>> Begin
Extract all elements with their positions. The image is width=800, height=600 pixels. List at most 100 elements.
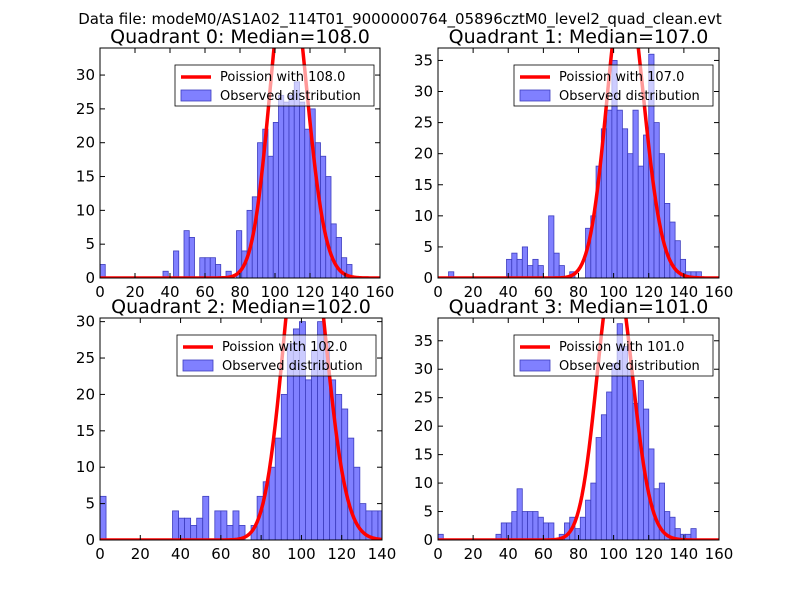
x-tick-label: 0 (433, 283, 443, 301)
histogram-bar (178, 517, 186, 540)
histogram-bar (574, 528, 581, 540)
histogram-bar (204, 257, 211, 278)
histogram-bar (537, 516, 544, 540)
x-tick-label: 0 (433, 545, 443, 563)
histogram-bar (100, 264, 106, 278)
histogram-bar (267, 155, 274, 278)
x-tick-label: 60 (534, 545, 553, 563)
y-tick-label: 5 (423, 503, 433, 521)
histogram-bar (516, 258, 523, 278)
histogram-bar (173, 250, 180, 278)
poisson-curve (100, 318, 382, 540)
histogram-bar (658, 153, 665, 278)
histogram-bar (521, 246, 528, 278)
axes-frame (99, 317, 383, 541)
x-tick-label: 140 (670, 283, 699, 301)
histogram-bar (196, 517, 204, 540)
histogram-bar (214, 510, 222, 540)
x-tick-label: 140 (331, 283, 360, 301)
histogram-bar (278, 94, 285, 278)
x-tick-label: 80 (252, 545, 271, 563)
histogram-bar (209, 257, 216, 278)
histogram-bar (226, 525, 234, 540)
x-tick-label: 80 (569, 545, 588, 563)
histogram-bar (199, 257, 206, 278)
y-tick-label: 10 (414, 207, 433, 225)
histogram-bar (347, 437, 355, 540)
histogram-bar (643, 134, 650, 278)
x-tick-label: 20 (125, 283, 144, 301)
y-tick-label: 30 (76, 313, 95, 331)
x-tick-label: 120 (634, 545, 663, 563)
y-tick-label: 25 (414, 389, 433, 407)
y-tick-label: 5 (85, 495, 95, 513)
legend-label-poisson: Poission with 107.0 (559, 70, 684, 85)
histogram-bar (585, 499, 592, 540)
legend-label-poisson: Poission with 102.0 (222, 340, 347, 355)
histogram-bar (527, 265, 534, 278)
histogram-bar (184, 517, 192, 540)
legend-label-observed: Observed distribution (222, 359, 363, 374)
panel-title: Quadrant 3: Median=101.0 (449, 296, 709, 318)
histogram-bar (330, 223, 337, 278)
y-tick-label: 0 (85, 269, 95, 287)
histogram-bar (532, 258, 539, 278)
legend-label-observed: Observed distribution (559, 359, 700, 374)
y-tick-label: 15 (414, 446, 433, 464)
legend-bar-swatch (519, 89, 551, 102)
y-tick-label: 5 (423, 238, 433, 256)
histogram-bar (305, 379, 312, 540)
y-tick-label: 0 (423, 269, 433, 287)
histogram-bar (627, 368, 634, 540)
histogram-bar (304, 128, 311, 278)
y-tick-label: 10 (76, 201, 95, 219)
histogram-bar (579, 516, 586, 540)
figure-suptitle: Data file: modeM0/AS1A02_114T01_90000007… (78, 10, 722, 29)
x-tick-label: 40 (171, 545, 190, 563)
plot-content (438, 48, 719, 278)
poisson-curve (438, 318, 719, 540)
poisson-curve (438, 48, 719, 278)
panel-title: Quadrant 1: Median=107.0 (449, 26, 709, 48)
histogram-bar (293, 81, 300, 278)
histogram-bar (371, 510, 379, 540)
histogram-bar (532, 511, 539, 540)
histogram-bar (283, 101, 290, 278)
legend-bar-swatch (182, 359, 214, 372)
x-tick-label: 140 (670, 545, 699, 563)
legend-label-poisson: Poission with 108.0 (220, 70, 345, 85)
y-tick-label: 25 (76, 100, 95, 118)
legend-label-observed: Observed distribution (559, 89, 700, 104)
y-tick-label: 10 (76, 458, 95, 476)
histogram-bar (280, 394, 288, 540)
x-tick-label: 100 (261, 283, 290, 301)
histogram-bar (220, 510, 228, 540)
quadrant-2-plot: 0 20 40 60 80 100 120 140 0 5 10 15 20 25 30 Quadrant 2… (76, 296, 396, 563)
histogram-bar (511, 511, 518, 540)
y-tick-label: 5 (85, 235, 95, 253)
y-tick-label: 15 (76, 422, 95, 440)
histogram-bar (616, 109, 623, 278)
y-tick-label: 15 (414, 176, 433, 194)
y-tick-label: 0 (85, 531, 95, 549)
x-tick-label: 80 (569, 283, 588, 301)
x-tick-label: 0 (95, 545, 105, 563)
x-tick-label: 120 (634, 283, 663, 301)
histogram-bar (548, 215, 555, 278)
x-tick-label: 100 (599, 545, 628, 563)
histogram-bar (377, 510, 382, 540)
histogram-bar (190, 525, 198, 540)
x-tick-label: 160 (705, 283, 734, 301)
quadrant-1-plot: 0 20 40 60 80 100 120 140 160 0 5 10 15 20 25 30 35 Quadr… (414, 26, 734, 301)
x-tick-label: 160 (366, 283, 395, 301)
y-tick-label: 0 (423, 531, 433, 549)
x-tick-label: 40 (499, 545, 518, 563)
panel-title: Quadrant 0: Median=108.0 (110, 26, 370, 48)
x-tick-label: 60 (211, 545, 230, 563)
histogram-bar (521, 511, 528, 540)
histogram-bar (506, 522, 513, 540)
histogram-bar (500, 522, 507, 540)
histogram-bar (542, 522, 550, 540)
legend-bar-swatch (180, 89, 212, 102)
histogram-bar (100, 495, 107, 540)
>> End
Exercise brief:
Reproduce every line of the records with "Observed distribution" replaced by "Empirical distribution" and everything else kept the same. Leave the pictures out of your answer.

The output:
Extract all elements with their positions. The image is width=800, height=600 pixels. List at most 100 elements.
x-tick-label: 0 (433, 283, 443, 301)
histogram-bar (178, 517, 186, 540)
histogram-bar (574, 528, 581, 540)
histogram-bar (204, 257, 211, 278)
histogram-bar (537, 516, 544, 540)
x-tick-label: 0 (433, 545, 443, 563)
histogram-bar (100, 264, 106, 278)
histogram-bar (267, 155, 274, 278)
x-tick-label: 60 (534, 545, 553, 563)
y-tick-label: 5 (423, 503, 433, 521)
histogram-bar (516, 258, 523, 278)
histogram-bar (173, 250, 180, 278)
poisson-curve (100, 318, 382, 540)
histogram-bar (658, 153, 665, 278)
histogram-bar (521, 246, 528, 278)
axes-frame (99, 317, 383, 541)
x-tick-label: 140 (670, 283, 699, 301)
histogram-bar (196, 517, 204, 540)
histogram-bar (214, 510, 222, 540)
x-tick-label: 140 (331, 283, 360, 301)
histogram-bar (278, 94, 285, 278)
x-tick-label: 80 (252, 545, 271, 563)
histogram-bar (209, 257, 216, 278)
histogram-bar (226, 525, 234, 540)
x-tick-label: 80 (569, 545, 588, 563)
histogram-bar (199, 257, 206, 278)
y-tick-label: 10 (414, 207, 433, 225)
histogram-bar (347, 437, 355, 540)
histogram-bar (643, 134, 650, 278)
x-tick-label: 20 (125, 283, 144, 301)
y-tick-label: 30 (76, 313, 95, 331)
x-tick-label: 120 (634, 545, 663, 563)
y-tick-label: 25 (414, 389, 433, 407)
y-tick-label: 5 (85, 495, 95, 513)
legend-label-poisson: Poission with 107.0 (559, 70, 684, 85)
histogram-bar (585, 499, 592, 540)
legend-label-poisson: Poission with 102.0 (222, 340, 347, 355)
histogram-bar (527, 265, 534, 278)
histogram-bar (184, 517, 192, 540)
legend-label-observed: Empirical distribution (222, 359, 363, 374)
panel-title: Quadrant 3: Median=101.0 (449, 296, 709, 318)
histogram-bar (330, 223, 337, 278)
y-tick-label: 0 (85, 269, 95, 287)
histogram-bar (532, 258, 539, 278)
legend-label-observed: Empirical distribution (559, 359, 700, 374)
y-tick-label: 15 (414, 446, 433, 464)
legend-bar-swatch (519, 89, 551, 102)
y-tick-label: 5 (423, 238, 433, 256)
histogram-bar (305, 379, 312, 540)
y-tick-label: 0 (423, 269, 433, 287)
histogram-bar (627, 368, 634, 540)
histogram-bar (304, 128, 311, 278)
y-tick-label: 10 (76, 201, 95, 219)
histogram-bar (579, 516, 586, 540)
figure-suptitle: Data file: modeM0/AS1A02_114T01_90000007… (78, 10, 722, 29)
x-tick-label: 40 (171, 545, 190, 563)
plot-content (438, 48, 719, 278)
poisson-curve (438, 318, 719, 540)
poisson-curve (438, 48, 719, 278)
panel-title: Quadrant 1: Median=107.0 (449, 26, 709, 48)
histogram-bar (293, 81, 300, 278)
histogram-bar (371, 510, 379, 540)
histogram-bar (532, 511, 539, 540)
histogram-bar (283, 101, 290, 278)
legend-bar-swatch (182, 359, 214, 372)
x-tick-label: 140 (670, 545, 699, 563)
legend-label-poisson: Poission with 108.0 (220, 70, 345, 85)
y-tick-label: 25 (76, 100, 95, 118)
legend-label-observed: Empirical distribution (559, 89, 700, 104)
y-tick-label: 10 (76, 458, 95, 476)
histogram-bar (280, 394, 288, 540)
x-tick-label: 100 (261, 283, 290, 301)
histogram-bar (220, 510, 228, 540)
quadrant-2-plot: 0 20 40 60 80 100 120 140 0 5 10 15 20 25 30 Quadrant 2… (76, 296, 396, 563)
histogram-bar (511, 511, 518, 540)
y-tick-label: 5 (85, 235, 95, 253)
y-tick-label: 15 (76, 422, 95, 440)
histogram-bar (616, 109, 623, 278)
y-tick-label: 15 (414, 176, 433, 194)
y-tick-label: 0 (85, 531, 95, 549)
x-tick-label: 80 (569, 283, 588, 301)
x-tick-label: 0 (95, 545, 105, 563)
x-tick-label: 120 (634, 283, 663, 301)
histogram-bar (548, 215, 555, 278)
x-tick-label: 100 (599, 545, 628, 563)
histogram-bar (377, 510, 382, 540)
histogram-bar (190, 525, 198, 540)
x-tick-label: 160 (705, 283, 734, 301)
quadrant-1-plot: 0 20 40 60 80 100 120 140 160 0 5 10 15 20 25 30 35 Quadr… (414, 26, 734, 301)
x-tick-label: 160 (366, 283, 395, 301)
y-tick-label: 0 (423, 531, 433, 549)
x-tick-label: 40 (499, 545, 518, 563)
panel-title: Quadrant 0: Median=108.0 (110, 26, 370, 48)
x-tick-label: 60 (211, 545, 230, 563)
histogram-bar (521, 511, 528, 540)
histogram-bar (506, 522, 513, 540)
histogram-bar (500, 522, 507, 540)
histogram-bar (542, 522, 550, 540)
legend-bar-swatch (180, 89, 212, 102)
histogram-bar (100, 495, 107, 540)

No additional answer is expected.